Items from a dataset ->
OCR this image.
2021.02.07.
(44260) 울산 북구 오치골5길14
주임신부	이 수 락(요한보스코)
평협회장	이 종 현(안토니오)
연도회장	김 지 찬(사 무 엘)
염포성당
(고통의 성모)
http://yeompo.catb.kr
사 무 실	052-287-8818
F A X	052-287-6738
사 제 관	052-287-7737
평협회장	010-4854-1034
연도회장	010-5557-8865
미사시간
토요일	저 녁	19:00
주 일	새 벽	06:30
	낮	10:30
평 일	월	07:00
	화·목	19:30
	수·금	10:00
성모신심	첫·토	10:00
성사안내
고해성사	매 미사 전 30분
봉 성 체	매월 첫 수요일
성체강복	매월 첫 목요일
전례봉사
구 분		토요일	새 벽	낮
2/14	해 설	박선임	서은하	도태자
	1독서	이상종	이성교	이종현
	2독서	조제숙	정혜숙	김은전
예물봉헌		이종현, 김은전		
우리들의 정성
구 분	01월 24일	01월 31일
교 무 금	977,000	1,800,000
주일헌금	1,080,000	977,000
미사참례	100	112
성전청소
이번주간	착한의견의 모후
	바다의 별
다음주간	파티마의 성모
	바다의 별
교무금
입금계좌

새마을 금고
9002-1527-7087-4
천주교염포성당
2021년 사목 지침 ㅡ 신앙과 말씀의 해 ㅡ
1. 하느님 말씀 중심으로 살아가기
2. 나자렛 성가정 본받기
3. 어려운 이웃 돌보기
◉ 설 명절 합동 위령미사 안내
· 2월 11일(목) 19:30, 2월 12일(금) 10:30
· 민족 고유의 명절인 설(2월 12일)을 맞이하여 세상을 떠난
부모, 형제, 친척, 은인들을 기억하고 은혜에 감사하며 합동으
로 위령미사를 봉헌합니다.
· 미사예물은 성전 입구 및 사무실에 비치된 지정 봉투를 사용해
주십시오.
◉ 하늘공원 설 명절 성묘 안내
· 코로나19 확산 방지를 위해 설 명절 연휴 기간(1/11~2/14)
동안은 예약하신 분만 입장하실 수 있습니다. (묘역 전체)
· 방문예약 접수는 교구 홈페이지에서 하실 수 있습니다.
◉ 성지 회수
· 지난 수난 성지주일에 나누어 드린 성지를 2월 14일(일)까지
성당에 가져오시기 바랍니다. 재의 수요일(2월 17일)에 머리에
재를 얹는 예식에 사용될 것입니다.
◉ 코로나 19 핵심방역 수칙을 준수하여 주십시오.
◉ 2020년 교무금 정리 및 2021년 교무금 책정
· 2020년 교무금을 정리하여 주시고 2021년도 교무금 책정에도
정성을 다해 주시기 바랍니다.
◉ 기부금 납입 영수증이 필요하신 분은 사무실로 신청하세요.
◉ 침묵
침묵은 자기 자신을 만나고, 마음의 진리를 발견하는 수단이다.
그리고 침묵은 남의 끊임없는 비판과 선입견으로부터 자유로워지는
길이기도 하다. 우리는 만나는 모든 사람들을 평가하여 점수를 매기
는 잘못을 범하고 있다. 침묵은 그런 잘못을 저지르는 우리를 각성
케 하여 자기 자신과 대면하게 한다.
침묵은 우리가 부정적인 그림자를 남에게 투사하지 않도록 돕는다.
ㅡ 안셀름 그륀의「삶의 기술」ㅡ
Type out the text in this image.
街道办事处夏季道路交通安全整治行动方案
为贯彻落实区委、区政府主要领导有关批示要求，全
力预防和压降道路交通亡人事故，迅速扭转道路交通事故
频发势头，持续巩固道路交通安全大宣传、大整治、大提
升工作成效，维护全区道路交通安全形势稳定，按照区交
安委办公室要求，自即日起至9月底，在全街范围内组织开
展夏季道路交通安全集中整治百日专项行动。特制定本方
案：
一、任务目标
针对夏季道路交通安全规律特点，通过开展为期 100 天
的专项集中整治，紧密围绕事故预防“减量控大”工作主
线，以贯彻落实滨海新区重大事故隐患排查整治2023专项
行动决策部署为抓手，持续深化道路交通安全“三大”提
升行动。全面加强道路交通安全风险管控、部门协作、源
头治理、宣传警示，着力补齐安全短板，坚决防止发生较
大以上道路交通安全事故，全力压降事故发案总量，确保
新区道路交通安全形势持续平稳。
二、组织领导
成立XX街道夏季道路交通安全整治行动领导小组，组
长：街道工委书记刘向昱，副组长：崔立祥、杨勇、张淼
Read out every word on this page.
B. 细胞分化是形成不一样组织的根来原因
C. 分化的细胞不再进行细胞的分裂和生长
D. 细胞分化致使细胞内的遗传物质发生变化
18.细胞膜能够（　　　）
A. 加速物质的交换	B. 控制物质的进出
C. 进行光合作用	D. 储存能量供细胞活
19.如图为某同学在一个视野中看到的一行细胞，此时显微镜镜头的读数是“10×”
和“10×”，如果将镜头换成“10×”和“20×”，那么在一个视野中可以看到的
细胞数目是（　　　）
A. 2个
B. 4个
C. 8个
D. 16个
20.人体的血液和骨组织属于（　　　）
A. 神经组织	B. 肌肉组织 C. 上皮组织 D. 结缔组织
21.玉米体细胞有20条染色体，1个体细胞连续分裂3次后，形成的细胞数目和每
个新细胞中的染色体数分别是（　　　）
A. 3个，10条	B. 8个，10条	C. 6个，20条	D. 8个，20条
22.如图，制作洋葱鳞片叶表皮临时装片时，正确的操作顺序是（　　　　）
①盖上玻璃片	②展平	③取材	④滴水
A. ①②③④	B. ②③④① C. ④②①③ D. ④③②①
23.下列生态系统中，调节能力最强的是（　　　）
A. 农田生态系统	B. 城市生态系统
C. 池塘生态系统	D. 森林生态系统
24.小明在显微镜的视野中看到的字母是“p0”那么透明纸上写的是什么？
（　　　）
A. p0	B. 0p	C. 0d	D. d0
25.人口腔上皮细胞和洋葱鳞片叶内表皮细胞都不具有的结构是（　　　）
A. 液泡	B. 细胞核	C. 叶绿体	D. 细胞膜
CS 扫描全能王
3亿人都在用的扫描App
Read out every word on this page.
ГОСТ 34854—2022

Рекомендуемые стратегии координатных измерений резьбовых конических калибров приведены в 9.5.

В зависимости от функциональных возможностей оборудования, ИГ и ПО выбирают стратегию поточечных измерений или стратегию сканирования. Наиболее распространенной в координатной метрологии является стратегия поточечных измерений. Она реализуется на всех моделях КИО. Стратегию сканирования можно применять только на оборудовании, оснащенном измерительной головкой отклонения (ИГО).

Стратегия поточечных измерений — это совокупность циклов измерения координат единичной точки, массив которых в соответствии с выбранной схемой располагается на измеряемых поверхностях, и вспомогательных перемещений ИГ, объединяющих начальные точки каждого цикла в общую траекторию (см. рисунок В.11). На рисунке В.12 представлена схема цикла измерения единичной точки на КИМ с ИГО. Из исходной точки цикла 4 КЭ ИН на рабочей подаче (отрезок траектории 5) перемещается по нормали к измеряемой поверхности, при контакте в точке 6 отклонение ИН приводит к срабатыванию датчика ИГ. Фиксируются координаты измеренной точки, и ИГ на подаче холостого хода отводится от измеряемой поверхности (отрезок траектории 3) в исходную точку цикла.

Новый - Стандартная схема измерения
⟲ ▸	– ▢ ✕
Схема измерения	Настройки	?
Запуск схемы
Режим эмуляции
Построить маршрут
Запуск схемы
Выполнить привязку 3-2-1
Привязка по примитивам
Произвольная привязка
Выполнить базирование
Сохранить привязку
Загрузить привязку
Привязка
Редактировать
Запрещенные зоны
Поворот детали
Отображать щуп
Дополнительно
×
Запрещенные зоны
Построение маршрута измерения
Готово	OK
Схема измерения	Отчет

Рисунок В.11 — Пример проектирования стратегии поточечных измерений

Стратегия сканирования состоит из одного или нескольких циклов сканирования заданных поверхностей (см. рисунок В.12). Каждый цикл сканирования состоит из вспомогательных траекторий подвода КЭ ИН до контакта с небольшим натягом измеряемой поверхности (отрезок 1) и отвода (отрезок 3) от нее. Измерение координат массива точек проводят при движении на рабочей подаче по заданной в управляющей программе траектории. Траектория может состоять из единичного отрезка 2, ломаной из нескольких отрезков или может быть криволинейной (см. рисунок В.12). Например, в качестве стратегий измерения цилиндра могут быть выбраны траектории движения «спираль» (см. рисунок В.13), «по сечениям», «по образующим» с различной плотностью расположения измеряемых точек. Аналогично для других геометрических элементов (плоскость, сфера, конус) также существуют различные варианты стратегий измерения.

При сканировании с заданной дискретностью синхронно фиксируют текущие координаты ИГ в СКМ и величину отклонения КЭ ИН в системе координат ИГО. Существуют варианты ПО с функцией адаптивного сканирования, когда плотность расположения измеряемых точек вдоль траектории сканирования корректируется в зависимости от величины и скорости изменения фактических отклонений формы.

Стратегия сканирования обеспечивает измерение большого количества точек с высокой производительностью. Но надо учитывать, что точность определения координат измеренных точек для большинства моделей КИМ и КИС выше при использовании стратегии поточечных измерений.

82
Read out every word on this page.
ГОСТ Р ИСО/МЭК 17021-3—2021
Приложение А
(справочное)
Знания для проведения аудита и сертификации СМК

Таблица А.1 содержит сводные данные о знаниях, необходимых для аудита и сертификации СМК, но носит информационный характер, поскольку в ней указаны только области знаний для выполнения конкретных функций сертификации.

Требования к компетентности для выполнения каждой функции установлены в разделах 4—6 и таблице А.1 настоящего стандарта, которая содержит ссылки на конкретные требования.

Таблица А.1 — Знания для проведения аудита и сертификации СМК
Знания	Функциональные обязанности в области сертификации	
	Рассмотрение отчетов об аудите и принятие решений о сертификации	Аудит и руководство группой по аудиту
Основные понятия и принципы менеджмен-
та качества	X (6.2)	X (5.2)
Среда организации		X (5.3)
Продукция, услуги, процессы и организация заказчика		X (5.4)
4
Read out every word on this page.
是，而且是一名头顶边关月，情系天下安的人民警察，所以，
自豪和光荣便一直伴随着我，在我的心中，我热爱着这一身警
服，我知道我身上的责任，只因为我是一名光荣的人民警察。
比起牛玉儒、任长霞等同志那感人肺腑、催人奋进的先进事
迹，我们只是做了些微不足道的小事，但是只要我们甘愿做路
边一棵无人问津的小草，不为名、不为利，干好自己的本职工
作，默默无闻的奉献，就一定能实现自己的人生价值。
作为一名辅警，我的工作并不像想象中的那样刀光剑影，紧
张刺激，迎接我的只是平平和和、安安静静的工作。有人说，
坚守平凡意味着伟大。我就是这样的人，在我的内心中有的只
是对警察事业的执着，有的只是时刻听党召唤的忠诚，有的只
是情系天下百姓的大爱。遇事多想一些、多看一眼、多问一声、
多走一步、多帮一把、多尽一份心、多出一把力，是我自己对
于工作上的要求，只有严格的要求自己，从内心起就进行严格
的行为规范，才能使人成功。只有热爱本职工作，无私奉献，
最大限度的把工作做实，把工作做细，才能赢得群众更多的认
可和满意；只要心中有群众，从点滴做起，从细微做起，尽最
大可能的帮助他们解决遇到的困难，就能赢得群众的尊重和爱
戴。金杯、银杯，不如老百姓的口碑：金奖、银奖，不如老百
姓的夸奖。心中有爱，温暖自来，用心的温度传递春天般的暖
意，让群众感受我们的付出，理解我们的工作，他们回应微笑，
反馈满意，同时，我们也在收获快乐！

To do -> Which lines hold the word "области"? Copy each of them from the records.

Complete response ->
Таблица А.1 содержит сводные данные о знаниях, необходимых для аудита и сертификации СМК, но носит информационный характер, поскольку в ней указаны только области знаний для выполнения конкретных функций сертификации.
Знания	Функциональные обязанности в области сертификации	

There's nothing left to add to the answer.